■ Directions for this task
Reproduce the listing below verbatim.

■ Recorded data
[start]

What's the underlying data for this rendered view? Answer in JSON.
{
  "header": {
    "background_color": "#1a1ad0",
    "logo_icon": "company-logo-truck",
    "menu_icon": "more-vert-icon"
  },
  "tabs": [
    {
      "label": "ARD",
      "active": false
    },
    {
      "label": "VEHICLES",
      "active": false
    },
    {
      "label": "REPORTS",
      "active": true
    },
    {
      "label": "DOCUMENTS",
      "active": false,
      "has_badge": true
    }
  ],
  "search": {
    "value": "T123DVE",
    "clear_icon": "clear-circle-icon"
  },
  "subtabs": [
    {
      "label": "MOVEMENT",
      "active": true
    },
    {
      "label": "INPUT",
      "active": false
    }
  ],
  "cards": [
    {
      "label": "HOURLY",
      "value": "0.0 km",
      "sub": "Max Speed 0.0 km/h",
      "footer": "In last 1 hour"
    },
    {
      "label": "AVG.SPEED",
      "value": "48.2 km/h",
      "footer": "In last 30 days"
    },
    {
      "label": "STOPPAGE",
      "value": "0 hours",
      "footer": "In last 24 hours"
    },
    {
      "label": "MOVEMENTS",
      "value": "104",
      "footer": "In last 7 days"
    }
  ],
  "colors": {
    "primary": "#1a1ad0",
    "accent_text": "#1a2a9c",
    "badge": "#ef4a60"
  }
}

[end]

■ Reply to the task
What's the underlying data for this rendered view? Answer in JSON.
{
  "header": {
    "background_color": "#1a1ad0",
    "logo_icon": "company-logo-truck",
    "menu_icon": "more-vert-icon"
  },
  "tabs": [
    {
      "label": "ARD",
      "active": false
    },
    {
      "label": "VEHICLES",
      "active": false
    },
    {
      "label": "REPORTS",
      "active": true
    },
    {
      "label": "DOCUMENTS",
      "active": false,
      "has_badge": true
    }
  ],
  "search": {
    "value": "T123DVE",
    "clear_icon": "clear-circle-icon"
  },
  "subtabs": [
    {
      "label": "MOVEMENT",
      "active": true
    },
    {
      "label": "INPUT",
      "active": false
    }
  ],
  "cards": [
    {
      "label": "HOURLY",
      "value": "0.0 km",
      "sub": "Max Speed 0.0 km/h",
      "footer": "In last 1 hour"
    },
    {
      "label": "AVG.SPEED",
      "value": "48.2 km/h",
      "footer": "In last 30 days"
    },
    {
      "label": "STOPPAGE",
      "value": "0 hours",
      "footer": "In last 24 hours"
    },
    {
      "label": "MOVEMENTS",
      "value": "104",
      "footer": "In last 7 days"
    }
  ],
  "colors": {
    "primary": "#1a1ad0",
    "accent_text": "#1a2a9c",
    "badge": "#ef4a60"
  }
}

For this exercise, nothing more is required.